(Figure dataset records)
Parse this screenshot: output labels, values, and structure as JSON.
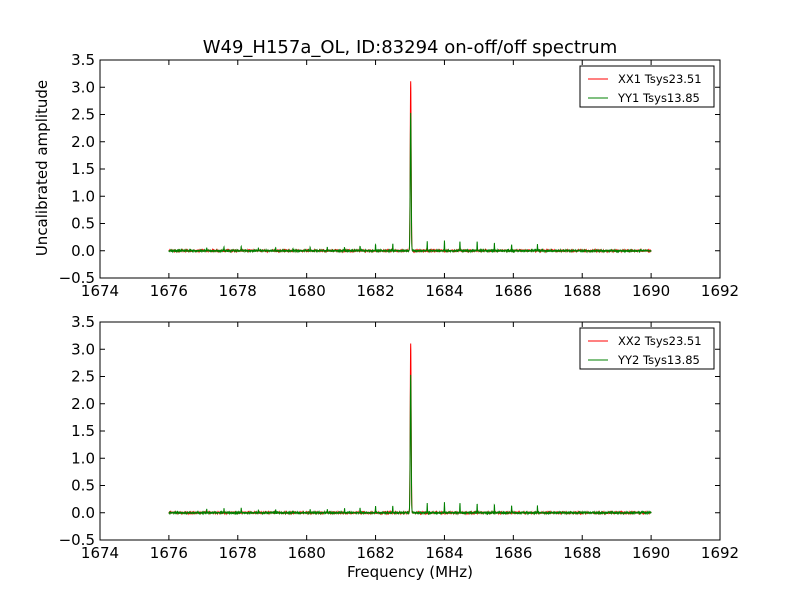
{
  "chart_data": {
    "type": "line",
    "title": "W49_H157a_OL, ID:83294 on-off/off spectrum",
    "xlabel": "Frequency (MHz)",
    "ylabel": "Uncalibrated amplitude",
    "xlim": [
      1674,
      1692
    ],
    "ylim": [
      -0.5,
      3.5
    ],
    "xticks": [
      "1674",
      "1676",
      "1678",
      "1680",
      "1682",
      "1684",
      "1686",
      "1688",
      "1690",
      "1692"
    ],
    "yticks": [
      "−0.5",
      "0.0",
      "0.5",
      "1.0",
      "1.5",
      "2.0",
      "2.5",
      "3.0",
      "3.5"
    ],
    "grid": false,
    "legend_position": "top-right",
    "data_range_x": [
      1676,
      1690
    ],
    "baseline": 0.0,
    "colors": {
      "red": "#ff0000",
      "green": "#008000"
    },
    "panels": [
      {
        "series": [
          {
            "name": "XX1 Tsys23.51",
            "color": "#ff0000",
            "peaks": [
              {
                "x": 1683.02,
                "y": 3.12
              }
            ]
          },
          {
            "name": "YY1 Tsys13.85",
            "color": "#008000",
            "peaks": [
              {
                "x": 1683.02,
                "y": 2.52
              },
              {
                "x": 1677.1,
                "y": 0.06
              },
              {
                "x": 1677.6,
                "y": 0.08
              },
              {
                "x": 1678.1,
                "y": 0.09
              },
              {
                "x": 1678.6,
                "y": 0.05
              },
              {
                "x": 1679.1,
                "y": 0.07
              },
              {
                "x": 1679.6,
                "y": 0.04
              },
              {
                "x": 1680.1,
                "y": 0.06
              },
              {
                "x": 1680.6,
                "y": 0.07
              },
              {
                "x": 1681.1,
                "y": 0.07
              },
              {
                "x": 1681.55,
                "y": 0.1
              },
              {
                "x": 1682.0,
                "y": 0.12
              },
              {
                "x": 1682.5,
                "y": 0.14
              },
              {
                "x": 1683.5,
                "y": 0.17
              },
              {
                "x": 1684.0,
                "y": 0.18
              },
              {
                "x": 1684.45,
                "y": 0.18
              },
              {
                "x": 1684.95,
                "y": 0.17
              },
              {
                "x": 1685.45,
                "y": 0.15
              },
              {
                "x": 1685.95,
                "y": 0.12
              },
              {
                "x": 1686.7,
                "y": 0.12
              }
            ]
          }
        ]
      },
      {
        "series": [
          {
            "name": "XX2 Tsys23.51",
            "color": "#ff0000",
            "peaks": [
              {
                "x": 1683.02,
                "y": 3.12
              }
            ]
          },
          {
            "name": "YY2 Tsys13.85",
            "color": "#008000",
            "peaks": [
              {
                "x": 1683.02,
                "y": 2.52
              },
              {
                "x": 1677.1,
                "y": 0.06
              },
              {
                "x": 1677.6,
                "y": 0.08
              },
              {
                "x": 1678.1,
                "y": 0.09
              },
              {
                "x": 1678.6,
                "y": 0.05
              },
              {
                "x": 1679.1,
                "y": 0.07
              },
              {
                "x": 1679.6,
                "y": 0.04
              },
              {
                "x": 1680.1,
                "y": 0.06
              },
              {
                "x": 1680.6,
                "y": 0.07
              },
              {
                "x": 1681.1,
                "y": 0.07
              },
              {
                "x": 1681.55,
                "y": 0.1
              },
              {
                "x": 1682.0,
                "y": 0.12
              },
              {
                "x": 1682.5,
                "y": 0.14
              },
              {
                "x": 1683.5,
                "y": 0.17
              },
              {
                "x": 1684.0,
                "y": 0.18
              },
              {
                "x": 1684.45,
                "y": 0.18
              },
              {
                "x": 1684.95,
                "y": 0.17
              },
              {
                "x": 1685.45,
                "y": 0.15
              },
              {
                "x": 1685.95,
                "y": 0.12
              },
              {
                "x": 1686.7,
                "y": 0.12
              }
            ]
          }
        ]
      }
    ]
  }
}
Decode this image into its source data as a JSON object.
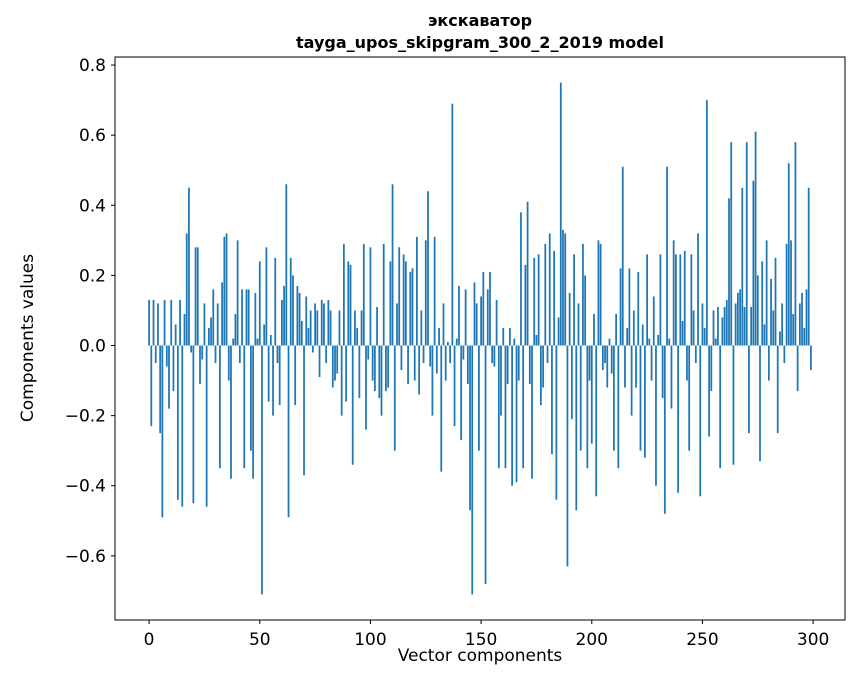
{
  "chart_data": {
    "type": "bar",
    "title_line1": "экскаватор",
    "title_line2": "tayga_upos_skipgram_300_2_2019 model",
    "xlabel": "Vector components",
    "ylabel": "Components values",
    "bar_color": "#1f77b4",
    "background_color": "#ffffff",
    "grid": false,
    "legend": false,
    "xlim": [
      -15.4,
      314.4
    ],
    "ylim": [
      -0.783,
      0.823
    ],
    "xticks": [
      0,
      50,
      100,
      150,
      200,
      250,
      300
    ],
    "yticks": [
      -0.6,
      -0.4,
      -0.2,
      0.0,
      0.2,
      0.4,
      0.6,
      0.8
    ],
    "ytick_labels": [
      "−0.6",
      "−0.4",
      "−0.2",
      "0.0",
      "0.2",
      "0.4",
      "0.6",
      "0.8"
    ],
    "values": [
      0.13,
      -0.23,
      0.13,
      -0.05,
      0.12,
      -0.25,
      -0.49,
      0.13,
      -0.06,
      -0.18,
      0.13,
      -0.13,
      0.06,
      -0.44,
      0.13,
      -0.46,
      0.09,
      0.32,
      0.45,
      -0.02,
      -0.45,
      0.28,
      0.28,
      -0.11,
      -0.04,
      0.12,
      -0.46,
      0.05,
      0.08,
      0.16,
      -0.05,
      0.12,
      -0.35,
      0.18,
      0.31,
      0.32,
      -0.1,
      -0.38,
      0.02,
      0.09,
      0.3,
      -0.05,
      0.16,
      -0.35,
      0.16,
      0.16,
      -0.3,
      -0.38,
      0.15,
      0.02,
      0.24,
      -0.71,
      0.06,
      0.28,
      -0.16,
      0.03,
      -0.2,
      0.25,
      -0.05,
      -0.17,
      0.13,
      0.17,
      0.46,
      -0.49,
      0.25,
      0.2,
      -0.17,
      0.17,
      0.15,
      0.07,
      -0.37,
      0.14,
      0.05,
      0.1,
      -0.02,
      0.12,
      0.1,
      -0.09,
      0.13,
      0.12,
      -0.05,
      0.13,
      0.1,
      -0.12,
      -0.1,
      -0.08,
      0.1,
      -0.2,
      0.29,
      -0.16,
      0.24,
      0.23,
      -0.34,
      0.1,
      0.05,
      -0.15,
      0.1,
      0.29,
      -0.24,
      -0.04,
      0.28,
      -0.1,
      -0.13,
      0.11,
      -0.15,
      -0.2,
      0.29,
      -0.13,
      -0.12,
      0.24,
      0.46,
      -0.3,
      0.12,
      0.28,
      -0.07,
      0.26,
      0.24,
      -0.11,
      0.21,
      0.22,
      -0.1,
      0.31,
      -0.14,
      0.1,
      -0.05,
      0.3,
      0.44,
      -0.06,
      -0.2,
      0.31,
      -0.08,
      0.05,
      -0.36,
      0.12,
      -0.1,
      0.01,
      -0.05,
      0.69,
      -0.23,
      0.02,
      0.17,
      -0.27,
      -0.04,
      0.16,
      -0.11,
      -0.47,
      -0.71,
      0.18,
      0.12,
      -0.3,
      0.14,
      0.21,
      -0.68,
      0.16,
      0.21,
      -0.05,
      -0.06,
      0.13,
      -0.35,
      -0.2,
      0.05,
      -0.35,
      -0.11,
      0.05,
      -0.4,
      0.02,
      -0.39,
      -0.1,
      0.38,
      -0.35,
      0.23,
      0.41,
      -0.11,
      -0.38,
      0.25,
      0.03,
      0.26,
      -0.17,
      -0.12,
      0.29,
      -0.05,
      0.32,
      -0.31,
      0.27,
      -0.44,
      0.08,
      0.75,
      0.33,
      0.32,
      -0.63,
      0.15,
      -0.21,
      0.26,
      -0.47,
      0.12,
      -0.3,
      0.29,
      0.2,
      -0.35,
      -0.1,
      -0.28,
      0.09,
      -0.43,
      0.3,
      0.29,
      -0.07,
      -0.05,
      -0.12,
      0.02,
      -0.08,
      -0.3,
      0.09,
      -0.35,
      0.22,
      0.51,
      -0.12,
      0.05,
      0.22,
      -0.2,
      0.1,
      -0.12,
      0.21,
      -0.3,
      0.06,
      -0.32,
      0.26,
      0.02,
      -0.1,
      0.14,
      -0.4,
      0.03,
      0.26,
      -0.15,
      -0.48,
      0.51,
      0.02,
      -0.18,
      0.3,
      0.26,
      -0.42,
      0.26,
      0.07,
      0.27,
      -0.1,
      -0.3,
      0.26,
      0.1,
      -0.05,
      0.32,
      -0.43,
      0.12,
      0.05,
      0.7,
      -0.26,
      -0.13,
      0.1,
      0.02,
      0.11,
      -0.35,
      0.08,
      0.11,
      0.13,
      0.42,
      0.58,
      -0.34,
      0.12,
      0.15,
      0.16,
      0.45,
      0.11,
      0.58,
      -0.25,
      0.11,
      0.47,
      0.61,
      0.2,
      -0.33,
      0.24,
      0.06,
      0.3,
      -0.1,
      0.19,
      0.1,
      0.25,
      -0.25,
      0.04,
      0.12,
      -0.05,
      0.29,
      0.52,
      0.3,
      0.09,
      0.58,
      -0.13,
      0.12,
      0.15,
      0.05,
      0.16,
      0.45,
      -0.07
    ]
  }
}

■ **What is being asked**
All lines holding the word "name" should be picked out and copied.

■ **Complete response**
            "name": "XX1 Tsys23.51",
            "name": "YY1 Tsys13.85",
            "name": "XX2 Tsys23.51",
            "name": "YY2 Tsys13.85",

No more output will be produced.